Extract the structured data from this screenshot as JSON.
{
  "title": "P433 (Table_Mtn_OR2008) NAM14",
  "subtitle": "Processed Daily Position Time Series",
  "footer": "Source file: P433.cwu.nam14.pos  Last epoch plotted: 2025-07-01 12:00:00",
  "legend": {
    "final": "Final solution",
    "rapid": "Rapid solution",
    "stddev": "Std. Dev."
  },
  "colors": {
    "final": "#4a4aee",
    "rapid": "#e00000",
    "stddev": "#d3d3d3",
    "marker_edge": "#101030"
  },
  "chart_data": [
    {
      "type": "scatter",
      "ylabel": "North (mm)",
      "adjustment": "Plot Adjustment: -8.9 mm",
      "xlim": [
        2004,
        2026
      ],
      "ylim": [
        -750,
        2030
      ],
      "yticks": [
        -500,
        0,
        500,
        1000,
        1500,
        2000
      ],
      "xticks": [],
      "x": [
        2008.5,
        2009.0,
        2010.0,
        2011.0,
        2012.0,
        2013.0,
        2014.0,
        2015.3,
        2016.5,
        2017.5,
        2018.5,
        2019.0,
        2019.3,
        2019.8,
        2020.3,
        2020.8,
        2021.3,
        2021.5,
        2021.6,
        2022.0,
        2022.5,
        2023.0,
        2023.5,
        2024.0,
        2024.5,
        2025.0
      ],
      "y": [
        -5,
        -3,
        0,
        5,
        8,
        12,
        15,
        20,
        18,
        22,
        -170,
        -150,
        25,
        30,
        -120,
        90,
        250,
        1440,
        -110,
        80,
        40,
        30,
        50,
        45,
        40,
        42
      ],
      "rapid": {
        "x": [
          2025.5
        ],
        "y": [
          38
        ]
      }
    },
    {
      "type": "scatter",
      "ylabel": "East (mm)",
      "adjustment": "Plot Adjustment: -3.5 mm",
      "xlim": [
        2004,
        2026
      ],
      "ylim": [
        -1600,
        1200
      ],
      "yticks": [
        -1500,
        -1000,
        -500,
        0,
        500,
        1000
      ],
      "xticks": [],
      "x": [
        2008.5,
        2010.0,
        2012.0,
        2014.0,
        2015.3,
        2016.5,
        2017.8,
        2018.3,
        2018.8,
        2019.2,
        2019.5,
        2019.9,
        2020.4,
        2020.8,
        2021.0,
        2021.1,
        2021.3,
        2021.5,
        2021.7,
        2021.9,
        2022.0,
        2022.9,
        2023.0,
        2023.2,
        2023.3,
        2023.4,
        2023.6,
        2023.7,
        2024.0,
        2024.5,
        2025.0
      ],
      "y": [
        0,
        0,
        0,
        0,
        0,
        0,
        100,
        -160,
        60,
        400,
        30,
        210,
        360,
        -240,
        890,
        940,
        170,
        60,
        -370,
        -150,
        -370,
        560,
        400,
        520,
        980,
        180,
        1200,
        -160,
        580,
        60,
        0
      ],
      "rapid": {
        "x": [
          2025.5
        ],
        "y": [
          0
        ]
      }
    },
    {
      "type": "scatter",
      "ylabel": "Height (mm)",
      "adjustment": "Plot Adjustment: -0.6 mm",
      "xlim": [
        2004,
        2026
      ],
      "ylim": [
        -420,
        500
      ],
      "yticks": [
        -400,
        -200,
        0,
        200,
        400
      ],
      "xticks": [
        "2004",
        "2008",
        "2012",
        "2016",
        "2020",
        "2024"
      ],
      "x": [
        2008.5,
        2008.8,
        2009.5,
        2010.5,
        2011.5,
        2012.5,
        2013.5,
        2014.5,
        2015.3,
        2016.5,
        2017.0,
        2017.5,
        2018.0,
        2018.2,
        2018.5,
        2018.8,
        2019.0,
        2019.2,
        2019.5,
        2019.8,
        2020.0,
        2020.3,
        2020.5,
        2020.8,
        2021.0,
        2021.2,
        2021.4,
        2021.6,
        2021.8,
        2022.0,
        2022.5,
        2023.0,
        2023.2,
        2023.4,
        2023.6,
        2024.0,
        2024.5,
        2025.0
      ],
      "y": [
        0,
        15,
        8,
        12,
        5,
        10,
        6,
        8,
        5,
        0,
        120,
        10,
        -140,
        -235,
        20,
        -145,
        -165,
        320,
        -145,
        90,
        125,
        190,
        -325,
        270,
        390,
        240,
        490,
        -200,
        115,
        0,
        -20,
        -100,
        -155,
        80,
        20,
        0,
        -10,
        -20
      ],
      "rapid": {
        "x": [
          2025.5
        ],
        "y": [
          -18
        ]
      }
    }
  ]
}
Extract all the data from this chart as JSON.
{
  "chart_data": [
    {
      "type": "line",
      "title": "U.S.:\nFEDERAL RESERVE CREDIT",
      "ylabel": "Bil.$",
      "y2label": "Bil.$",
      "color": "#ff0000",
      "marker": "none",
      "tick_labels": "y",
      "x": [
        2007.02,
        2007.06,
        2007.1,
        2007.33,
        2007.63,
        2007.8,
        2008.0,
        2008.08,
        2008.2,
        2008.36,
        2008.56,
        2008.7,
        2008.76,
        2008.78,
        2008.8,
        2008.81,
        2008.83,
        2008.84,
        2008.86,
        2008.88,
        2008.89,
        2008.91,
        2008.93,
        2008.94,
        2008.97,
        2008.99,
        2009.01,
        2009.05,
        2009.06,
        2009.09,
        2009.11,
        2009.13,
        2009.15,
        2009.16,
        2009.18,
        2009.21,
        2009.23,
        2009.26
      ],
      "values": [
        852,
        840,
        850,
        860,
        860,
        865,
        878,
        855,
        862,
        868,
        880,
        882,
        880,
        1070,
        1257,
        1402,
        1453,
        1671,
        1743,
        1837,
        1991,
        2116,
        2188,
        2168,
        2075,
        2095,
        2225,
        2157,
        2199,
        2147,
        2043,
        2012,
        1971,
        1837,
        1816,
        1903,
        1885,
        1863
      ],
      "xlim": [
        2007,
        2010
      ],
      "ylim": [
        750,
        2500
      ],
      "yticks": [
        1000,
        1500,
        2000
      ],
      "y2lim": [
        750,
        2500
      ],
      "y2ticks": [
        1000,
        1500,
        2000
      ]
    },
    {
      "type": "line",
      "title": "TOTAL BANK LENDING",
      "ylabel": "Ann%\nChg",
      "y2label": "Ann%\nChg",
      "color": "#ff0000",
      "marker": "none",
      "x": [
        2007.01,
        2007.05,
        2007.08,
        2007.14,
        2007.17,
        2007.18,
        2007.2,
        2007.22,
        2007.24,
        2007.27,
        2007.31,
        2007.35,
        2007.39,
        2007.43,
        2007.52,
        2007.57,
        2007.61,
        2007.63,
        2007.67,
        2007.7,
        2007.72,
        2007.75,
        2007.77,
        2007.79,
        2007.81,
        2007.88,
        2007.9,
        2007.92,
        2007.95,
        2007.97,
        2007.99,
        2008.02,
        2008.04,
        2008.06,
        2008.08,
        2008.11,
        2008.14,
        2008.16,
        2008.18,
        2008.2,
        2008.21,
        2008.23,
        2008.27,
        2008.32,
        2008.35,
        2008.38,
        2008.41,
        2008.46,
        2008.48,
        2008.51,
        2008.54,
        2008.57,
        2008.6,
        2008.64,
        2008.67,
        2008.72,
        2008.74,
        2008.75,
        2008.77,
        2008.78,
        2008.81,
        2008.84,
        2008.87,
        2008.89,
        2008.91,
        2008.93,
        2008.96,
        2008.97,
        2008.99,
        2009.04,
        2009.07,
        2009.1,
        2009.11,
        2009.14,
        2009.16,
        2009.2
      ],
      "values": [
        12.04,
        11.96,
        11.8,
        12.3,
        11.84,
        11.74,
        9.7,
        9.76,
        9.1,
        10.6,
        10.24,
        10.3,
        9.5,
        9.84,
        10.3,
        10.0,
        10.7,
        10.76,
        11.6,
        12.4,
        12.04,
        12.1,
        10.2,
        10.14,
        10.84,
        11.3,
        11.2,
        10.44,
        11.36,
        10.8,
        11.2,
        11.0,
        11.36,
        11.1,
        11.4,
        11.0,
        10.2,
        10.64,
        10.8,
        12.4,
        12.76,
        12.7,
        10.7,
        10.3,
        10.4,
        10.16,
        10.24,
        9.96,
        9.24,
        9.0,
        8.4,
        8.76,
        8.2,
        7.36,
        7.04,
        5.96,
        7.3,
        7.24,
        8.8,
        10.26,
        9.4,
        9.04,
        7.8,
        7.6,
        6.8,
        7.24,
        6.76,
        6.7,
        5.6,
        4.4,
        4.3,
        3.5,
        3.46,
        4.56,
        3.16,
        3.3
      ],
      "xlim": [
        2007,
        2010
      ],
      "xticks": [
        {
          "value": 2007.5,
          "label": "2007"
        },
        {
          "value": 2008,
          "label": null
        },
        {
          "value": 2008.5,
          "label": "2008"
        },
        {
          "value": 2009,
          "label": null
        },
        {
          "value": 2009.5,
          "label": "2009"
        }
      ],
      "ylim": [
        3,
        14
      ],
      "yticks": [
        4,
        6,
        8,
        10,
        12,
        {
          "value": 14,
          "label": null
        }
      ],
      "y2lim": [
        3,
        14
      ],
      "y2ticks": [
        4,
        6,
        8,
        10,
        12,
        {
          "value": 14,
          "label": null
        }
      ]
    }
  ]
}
+ + + + +
> WHAT YOU WILL DO
Gather each line in the entries above where the string "from" is found.

> EXERCISE OUTPUT
Extract the structured data from this screenshot as JSON.
Extract all the data from this chart as JSON.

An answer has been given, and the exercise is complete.